Excerpted data ->
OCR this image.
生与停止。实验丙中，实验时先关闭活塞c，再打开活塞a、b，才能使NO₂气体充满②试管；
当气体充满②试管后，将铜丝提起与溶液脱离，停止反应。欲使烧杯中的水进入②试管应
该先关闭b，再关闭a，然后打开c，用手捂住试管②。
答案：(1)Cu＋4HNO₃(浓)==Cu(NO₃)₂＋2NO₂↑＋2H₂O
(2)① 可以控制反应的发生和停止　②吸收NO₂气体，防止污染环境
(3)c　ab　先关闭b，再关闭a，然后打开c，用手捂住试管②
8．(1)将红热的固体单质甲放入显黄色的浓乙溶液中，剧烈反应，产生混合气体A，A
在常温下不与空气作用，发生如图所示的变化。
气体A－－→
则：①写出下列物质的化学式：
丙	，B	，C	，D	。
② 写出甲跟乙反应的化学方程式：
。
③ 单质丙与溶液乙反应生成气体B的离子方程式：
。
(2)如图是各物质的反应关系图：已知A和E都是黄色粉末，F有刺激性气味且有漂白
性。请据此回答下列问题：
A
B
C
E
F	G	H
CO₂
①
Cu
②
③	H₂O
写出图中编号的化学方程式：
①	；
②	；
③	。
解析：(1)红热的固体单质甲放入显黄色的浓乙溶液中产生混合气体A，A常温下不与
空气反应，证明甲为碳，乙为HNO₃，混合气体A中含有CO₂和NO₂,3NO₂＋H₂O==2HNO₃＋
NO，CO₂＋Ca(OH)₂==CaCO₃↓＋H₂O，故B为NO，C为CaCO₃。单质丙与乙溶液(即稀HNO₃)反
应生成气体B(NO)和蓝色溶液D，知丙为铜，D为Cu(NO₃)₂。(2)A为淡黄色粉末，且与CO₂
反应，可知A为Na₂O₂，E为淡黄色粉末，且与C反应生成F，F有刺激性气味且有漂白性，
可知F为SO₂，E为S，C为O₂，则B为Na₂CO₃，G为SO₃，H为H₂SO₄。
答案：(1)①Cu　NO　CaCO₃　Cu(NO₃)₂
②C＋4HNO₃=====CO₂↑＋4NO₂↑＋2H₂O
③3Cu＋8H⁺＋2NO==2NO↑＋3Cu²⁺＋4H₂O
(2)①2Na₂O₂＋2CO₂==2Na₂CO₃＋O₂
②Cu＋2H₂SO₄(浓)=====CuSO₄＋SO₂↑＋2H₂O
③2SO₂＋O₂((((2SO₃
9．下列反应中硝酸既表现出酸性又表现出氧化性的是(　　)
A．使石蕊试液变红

Task prompt ->
Pick out the lines containing the string "再关闭a" and show them.

Output for this exercise ->
该先关闭b，再关闭a，然后打开c，用手捂住试管②。
(3)c　ab　先关闭b，再关闭a，然后打开c，用手捂住试管②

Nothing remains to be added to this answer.